───── SUPPLIED RECORDS

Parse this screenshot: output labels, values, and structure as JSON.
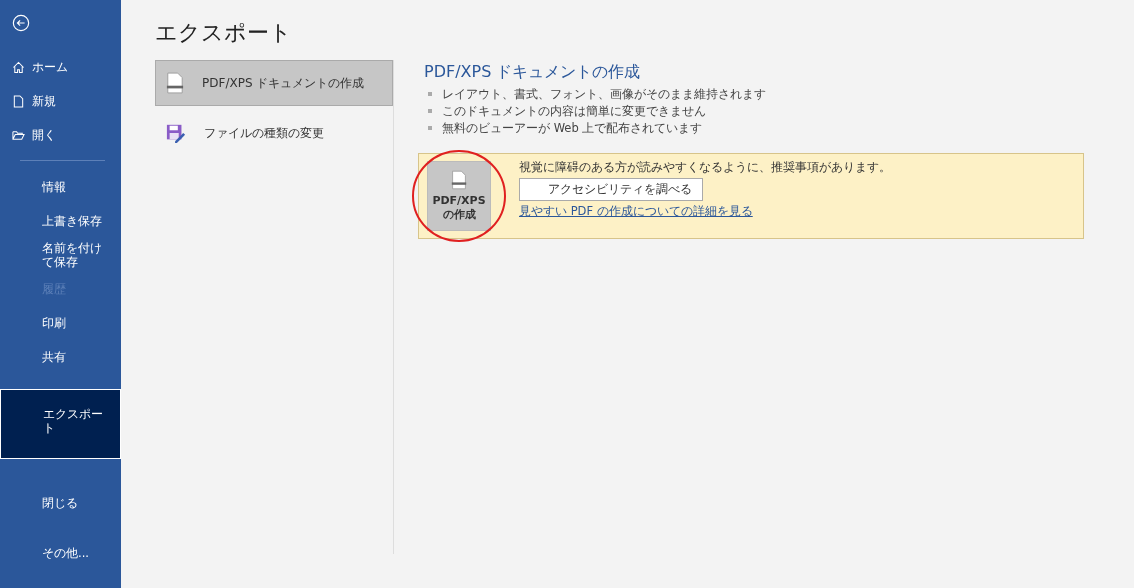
{
  "sidebar": {
    "top_items": [
      {
        "label": "ホーム"
      },
      {
        "label": "新規"
      },
      {
        "label": "開く"
      }
    ],
    "items": [
      {
        "label": "情報",
        "selected": false,
        "disabled": false
      },
      {
        "label": "上書き保存",
        "selected": false,
        "disabled": false
      },
      {
        "label": "名前を付けて保存",
        "selected": false,
        "disabled": false
      },
      {
        "label": "履歴",
        "selected": false,
        "disabled": true
      },
      {
        "label": "印刷",
        "selected": false,
        "disabled": false
      },
      {
        "label": "共有",
        "selected": false,
        "disabled": false
      },
      {
        "label": "エクスポート",
        "selected": true,
        "disabled": false
      }
    ],
    "bottom_items": [
      {
        "label": "閉じる"
      },
      {
        "label": "その他..."
      }
    ]
  },
  "page_title": "エクスポート",
  "export_options": [
    {
      "label": "PDF/XPS ドキュメントの作成",
      "selected": true
    },
    {
      "label": "ファイルの種類の変更",
      "selected": false
    }
  ],
  "detail": {
    "title": "PDF/XPS ドキュメントの作成",
    "bullets": [
      "レイアウト、書式、フォント、画像がそのまま維持されます",
      "このドキュメントの内容は簡単に変更できません",
      "無料のビューアーが Web 上で配布されています"
    ],
    "create_button": "PDF/XPS の作成",
    "notice": "視覚に障碍のある方が読みやすくなるように、推奨事項があります。",
    "check_button": "アクセシビリティを調べる",
    "link": "見やすい PDF の作成についての詳細を見る"
  }
}
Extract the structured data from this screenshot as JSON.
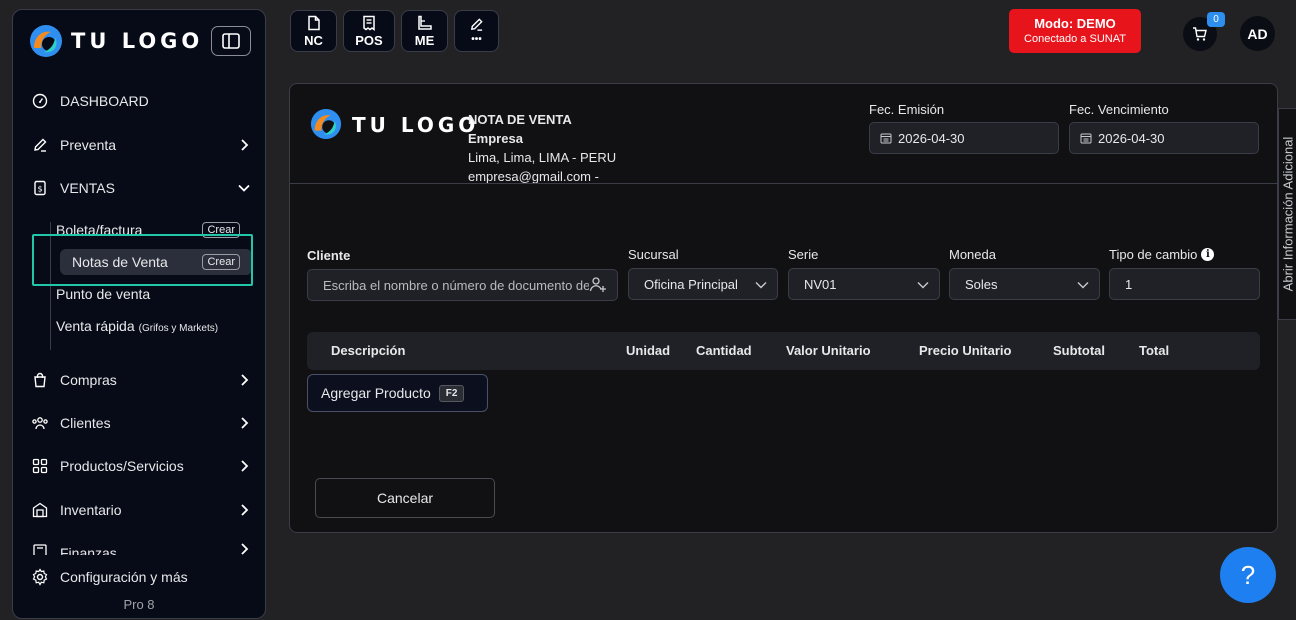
{
  "brand": {
    "logo_text": "TU LOGO"
  },
  "sidebar": {
    "items": [
      {
        "label": "DASHBOARD",
        "icon": "dashboard-gauge-icon"
      },
      {
        "label": "Preventa",
        "icon": "edit-icon"
      },
      {
        "label": "VENTAS",
        "icon": "receipt-icon"
      },
      {
        "label": "Compras",
        "icon": "shopping-bag-icon"
      },
      {
        "label": "Clientes",
        "icon": "users-icon"
      },
      {
        "label": "Productos/Servicios",
        "icon": "grid-icon"
      },
      {
        "label": "Inventario",
        "icon": "warehouse-icon"
      },
      {
        "label": "Finanzas",
        "icon": "finance-icon"
      },
      {
        "label": "Configuración y más",
        "icon": "gear-icon"
      }
    ],
    "ventas_sub": [
      {
        "label": "Boleta/factura",
        "badge": "Crear"
      },
      {
        "label": "Notas de Venta",
        "badge": "Crear"
      },
      {
        "label": "Punto de venta"
      },
      {
        "label": "Venta rápida",
        "small": "(Grifos y Markets)"
      }
    ],
    "version": "Pro 8"
  },
  "toolbar": {
    "buttons": [
      {
        "label": "NC",
        "icon": "document-icon"
      },
      {
        "label": "POS",
        "icon": "receipt-icon"
      },
      {
        "label": "ME",
        "icon": "boot-icon"
      },
      {
        "label": "•••",
        "icon": "edit-icon"
      }
    ]
  },
  "mode": {
    "title": "Modo: DEMO",
    "subtitle": "Conectado a SUNAT"
  },
  "cart": {
    "count": "0"
  },
  "user": {
    "initials": "AD"
  },
  "document": {
    "type": "NOTA DE VENTA",
    "company": "Empresa",
    "address": "Lima, Lima, LIMA - PERU",
    "email": "empresa@gmail.com -",
    "emission_label": "Fec. Emisión",
    "emission_value": "2026-04-30",
    "due_label": "Fec. Vencimiento",
    "due_value": "2026-04-30"
  },
  "form": {
    "client_label": "Cliente",
    "client_placeholder": "Escriba el nombre o número de documento del cliente",
    "branch_label": "Sucursal",
    "branch_value": "Oficina Principal",
    "series_label": "Serie",
    "series_value": "NV01",
    "currency_label": "Moneda",
    "currency_value": "Soles",
    "exchange_label": "Tipo de cambio",
    "exchange_value": "1"
  },
  "table": {
    "columns": [
      "Descripción",
      "Unidad",
      "Cantidad",
      "Valor Unitario",
      "Precio Unitario",
      "Subtotal",
      "Total"
    ]
  },
  "actions": {
    "add_product": "Agregar Producto",
    "add_product_key": "F2",
    "cancel": "Cancelar"
  },
  "side_tab": "Abrir Información Adicional",
  "help": "?",
  "colors": {
    "accent": "#21c7a8",
    "danger": "#e8141c",
    "primary": "#1e7ff0"
  }
}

──────────

- _YOUR INSTRUCTIONS_
All of the records above must be copied exactly, except for the pictures.

- _ANSWER TO THE TASK_
Parse this screenshot: output labels, values, and structure as JSON.
{
  "sidebar": {
    "top_items": [
      {
        "label": "ホーム"
      },
      {
        "label": "新規"
      },
      {
        "label": "開く"
      }
    ],
    "items": [
      {
        "label": "情報",
        "selected": false,
        "disabled": false
      },
      {
        "label": "上書き保存",
        "selected": false,
        "disabled": false
      },
      {
        "label": "名前を付けて保存",
        "selected": false,
        "disabled": false
      },
      {
        "label": "履歴",
        "selected": false,
        "disabled": true
      },
      {
        "label": "印刷",
        "selected": false,
        "disabled": false
      },
      {
        "label": "共有",
        "selected": false,
        "disabled": false
      },
      {
        "label": "エクスポート",
        "selected": true,
        "disabled": false
      }
    ],
    "bottom_items": [
      {
        "label": "閉じる"
      },
      {
        "label": "その他..."
      }
    ]
  },
  "page_title": "エクスポート",
  "export_options": [
    {
      "label": "PDF/XPS ドキュメントの作成",
      "selected": true
    },
    {
      "label": "ファイルの種類の変更",
      "selected": false
    }
  ],
  "detail": {
    "title": "PDF/XPS ドキュメントの作成",
    "bullets": [
      "レイアウト、書式、フォント、画像がそのまま維持されます",
      "このドキュメントの内容は簡単に変更できません",
      "無料のビューアーが Web 上で配布されています"
    ],
    "create_button": "PDF/XPS の作成",
    "notice": "視覚に障碍のある方が読みやすくなるように、推奨事項があります。",
    "check_button": "アクセシビリティを調べる",
    "link": "見やすい PDF の作成についての詳細を見る"
  }
}
Extract the structured data from this screenshot as JSON.
{
  "brand": {
    "logo_text": "TU LOGO"
  },
  "sidebar": {
    "items": [
      {
        "label": "DASHBOARD",
        "icon": "dashboard-gauge-icon"
      },
      {
        "label": "Preventa",
        "icon": "edit-icon"
      },
      {
        "label": "VENTAS",
        "icon": "receipt-icon"
      },
      {
        "label": "Compras",
        "icon": "shopping-bag-icon"
      },
      {
        "label": "Clientes",
        "icon": "users-icon"
      },
      {
        "label": "Productos/Servicios",
        "icon": "grid-icon"
      },
      {
        "label": "Inventario",
        "icon": "warehouse-icon"
      },
      {
        "label": "Finanzas",
        "icon": "finance-icon"
      },
      {
        "label": "Configuración y más",
        "icon": "gear-icon"
      }
    ],
    "ventas_sub": [
      {
        "label": "Boleta/factura",
        "badge": "Crear"
      },
      {
        "label": "Notas de Venta",
        "badge": "Crear"
      },
      {
        "label": "Punto de venta"
      },
      {
        "label": "Venta rápida",
        "small": "(Grifos y Markets)"
      }
    ],
    "version": "Pro 8"
  },
  "toolbar": {
    "buttons": [
      {
        "label": "NC",
        "icon": "document-icon"
      },
      {
        "label": "POS",
        "icon": "receipt-icon"
      },
      {
        "label": "ME",
        "icon": "boot-icon"
      },
      {
        "label": "•••",
        "icon": "edit-icon"
      }
    ]
  },
  "mode": {
    "title": "Modo: DEMO",
    "subtitle": "Conectado a SUNAT"
  },
  "cart": {
    "count": "0"
  },
  "user": {
    "initials": "AD"
  },
  "document": {
    "type": "NOTA DE VENTA",
    "company": "Empresa",
    "address": "Lima, Lima, LIMA - PERU",
    "email": "empresa@gmail.com -",
    "emission_label": "Fec. Emisión",
    "emission_value": "2026-04-30",
    "due_label": "Fec. Vencimiento",
    "due_value": "2026-04-30"
  },
  "form": {
    "client_label": "Cliente",
    "client_placeholder": "Escriba el nombre o número de documento del cliente",
    "branch_label": "Sucursal",
    "branch_value": "Oficina Principal",
    "series_label": "Serie",
    "series_value": "NV01",
    "currency_label": "Moneda",
    "currency_value": "Soles",
    "exchange_label": "Tipo de cambio",
    "exchange_value": "1"
  },
  "table": {
    "columns": [
      "Descripción",
      "Unidad",
      "Cantidad",
      "Valor Unitario",
      "Precio Unitario",
      "Subtotal",
      "Total"
    ]
  },
  "actions": {
    "add_product": "Agregar Producto",
    "add_product_key": "F2",
    "cancel": "Cancelar"
  },
  "side_tab": "Abrir Información Adicional",
  "help": "?",
  "colors": {
    "accent": "#21c7a8",
    "danger": "#e8141c",
    "primary": "#1e7ff0"
  }
}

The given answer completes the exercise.